◆ Task prompt ◆
Copy the data below exactly.

Items from a data source:
▽

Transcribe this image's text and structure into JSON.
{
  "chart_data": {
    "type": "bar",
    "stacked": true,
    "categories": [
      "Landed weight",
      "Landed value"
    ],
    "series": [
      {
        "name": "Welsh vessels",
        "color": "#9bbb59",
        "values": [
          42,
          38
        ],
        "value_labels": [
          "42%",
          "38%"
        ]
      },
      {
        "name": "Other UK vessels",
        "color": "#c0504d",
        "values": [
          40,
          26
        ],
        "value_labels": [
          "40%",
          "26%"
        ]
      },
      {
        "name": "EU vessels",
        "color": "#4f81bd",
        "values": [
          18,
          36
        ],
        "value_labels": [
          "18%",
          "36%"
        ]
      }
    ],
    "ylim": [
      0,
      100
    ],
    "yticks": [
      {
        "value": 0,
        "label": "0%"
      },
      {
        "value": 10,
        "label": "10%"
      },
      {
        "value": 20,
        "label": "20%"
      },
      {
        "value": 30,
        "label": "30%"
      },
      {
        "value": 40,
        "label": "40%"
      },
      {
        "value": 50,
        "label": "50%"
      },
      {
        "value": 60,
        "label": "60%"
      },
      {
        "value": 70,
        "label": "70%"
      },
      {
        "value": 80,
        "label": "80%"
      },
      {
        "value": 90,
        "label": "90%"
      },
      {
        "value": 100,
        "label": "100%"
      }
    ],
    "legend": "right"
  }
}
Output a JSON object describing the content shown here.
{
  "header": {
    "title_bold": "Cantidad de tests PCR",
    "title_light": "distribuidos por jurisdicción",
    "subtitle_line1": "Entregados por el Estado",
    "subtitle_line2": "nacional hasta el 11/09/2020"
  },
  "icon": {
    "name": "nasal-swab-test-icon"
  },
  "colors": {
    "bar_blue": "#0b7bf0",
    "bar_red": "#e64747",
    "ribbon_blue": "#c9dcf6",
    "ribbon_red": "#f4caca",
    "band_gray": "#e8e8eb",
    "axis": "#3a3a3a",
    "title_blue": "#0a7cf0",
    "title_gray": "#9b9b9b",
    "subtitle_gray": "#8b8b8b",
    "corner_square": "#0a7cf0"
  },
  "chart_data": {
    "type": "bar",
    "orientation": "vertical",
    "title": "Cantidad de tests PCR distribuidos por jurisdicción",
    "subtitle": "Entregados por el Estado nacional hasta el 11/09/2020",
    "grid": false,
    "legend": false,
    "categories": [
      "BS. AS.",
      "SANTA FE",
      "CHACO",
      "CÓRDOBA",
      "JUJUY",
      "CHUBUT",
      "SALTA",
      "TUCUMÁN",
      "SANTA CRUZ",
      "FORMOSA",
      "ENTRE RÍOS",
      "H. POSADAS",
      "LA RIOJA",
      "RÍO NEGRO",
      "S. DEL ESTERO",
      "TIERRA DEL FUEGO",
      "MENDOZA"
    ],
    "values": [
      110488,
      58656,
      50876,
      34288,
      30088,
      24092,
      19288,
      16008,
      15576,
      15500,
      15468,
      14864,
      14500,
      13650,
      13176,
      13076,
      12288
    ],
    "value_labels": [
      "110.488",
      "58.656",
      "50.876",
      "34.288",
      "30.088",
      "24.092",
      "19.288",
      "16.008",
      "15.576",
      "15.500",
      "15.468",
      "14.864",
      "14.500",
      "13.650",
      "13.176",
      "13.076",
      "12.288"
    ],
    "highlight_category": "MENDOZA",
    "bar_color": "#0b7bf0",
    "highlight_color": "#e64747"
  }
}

△

◆ Exercise output ◆
Transcribe this image's text and structure into JSON.
{
  "chart_data": {
    "type": "bar",
    "stacked": true,
    "categories": [
      "Landed weight",
      "Landed value"
    ],
    "series": [
      {
        "name": "Welsh vessels",
        "color": "#9bbb59",
        "values": [
          42,
          38
        ],
        "value_labels": [
          "42%",
          "38%"
        ]
      },
      {
        "name": "Other UK vessels",
        "color": "#c0504d",
        "values": [
          40,
          26
        ],
        "value_labels": [
          "40%",
          "26%"
        ]
      },
      {
        "name": "EU vessels",
        "color": "#4f81bd",
        "values": [
          18,
          36
        ],
        "value_labels": [
          "18%",
          "36%"
        ]
      }
    ],
    "ylim": [
      0,
      100
    ],
    "yticks": [
      {
        "value": 0,
        "label": "0%"
      },
      {
        "value": 10,
        "label": "10%"
      },
      {
        "value": 20,
        "label": "20%"
      },
      {
        "value": 30,
        "label": "30%"
      },
      {
        "value": 40,
        "label": "40%"
      },
      {
        "value": 50,
        "label": "50%"
      },
      {
        "value": 60,
        "label": "60%"
      },
      {
        "value": 70,
        "label": "70%"
      },
      {
        "value": 80,
        "label": "80%"
      },
      {
        "value": 90,
        "label": "90%"
      },
      {
        "value": 100,
        "label": "100%"
      }
    ],
    "legend": "right"
  }
}
Output a JSON object describing the content shown here.
{
  "header": {
    "title_bold": "Cantidad de tests PCR",
    "title_light": "distribuidos por jurisdicción",
    "subtitle_line1": "Entregados por el Estado",
    "subtitle_line2": "nacional hasta el 11/09/2020"
  },
  "icon": {
    "name": "nasal-swab-test-icon"
  },
  "colors": {
    "bar_blue": "#0b7bf0",
    "bar_red": "#e64747",
    "ribbon_blue": "#c9dcf6",
    "ribbon_red": "#f4caca",
    "band_gray": "#e8e8eb",
    "axis": "#3a3a3a",
    "title_blue": "#0a7cf0",
    "title_gray": "#9b9b9b",
    "subtitle_gray": "#8b8b8b",
    "corner_square": "#0a7cf0"
  },
  "chart_data": {
    "type": "bar",
    "orientation": "vertical",
    "title": "Cantidad de tests PCR distribuidos por jurisdicción",
    "subtitle": "Entregados por el Estado nacional hasta el 11/09/2020",
    "grid": false,
    "legend": false,
    "categories": [
      "BS. AS.",
      "SANTA FE",
      "CHACO",
      "CÓRDOBA",
      "JUJUY",
      "CHUBUT",
      "SALTA",
      "TUCUMÁN",
      "SANTA CRUZ",
      "FORMOSA",
      "ENTRE RÍOS",
      "H. POSADAS",
      "LA RIOJA",
      "RÍO NEGRO",
      "S. DEL ESTERO",
      "TIERRA DEL FUEGO",
      "MENDOZA"
    ],
    "values": [
      110488,
      58656,
      50876,
      34288,
      30088,
      24092,
      19288,
      16008,
      15576,
      15500,
      15468,
      14864,
      14500,
      13650,
      13176,
      13076,
      12288
    ],
    "value_labels": [
      "110.488",
      "58.656",
      "50.876",
      "34.288",
      "30.088",
      "24.092",
      "19.288",
      "16.008",
      "15.576",
      "15.500",
      "15.468",
      "14.864",
      "14.500",
      "13.650",
      "13.176",
      "13.076",
      "12.288"
    ],
    "highlight_category": "MENDOZA",
    "bar_color": "#0b7bf0",
    "highlight_color": "#e64747"
  }
}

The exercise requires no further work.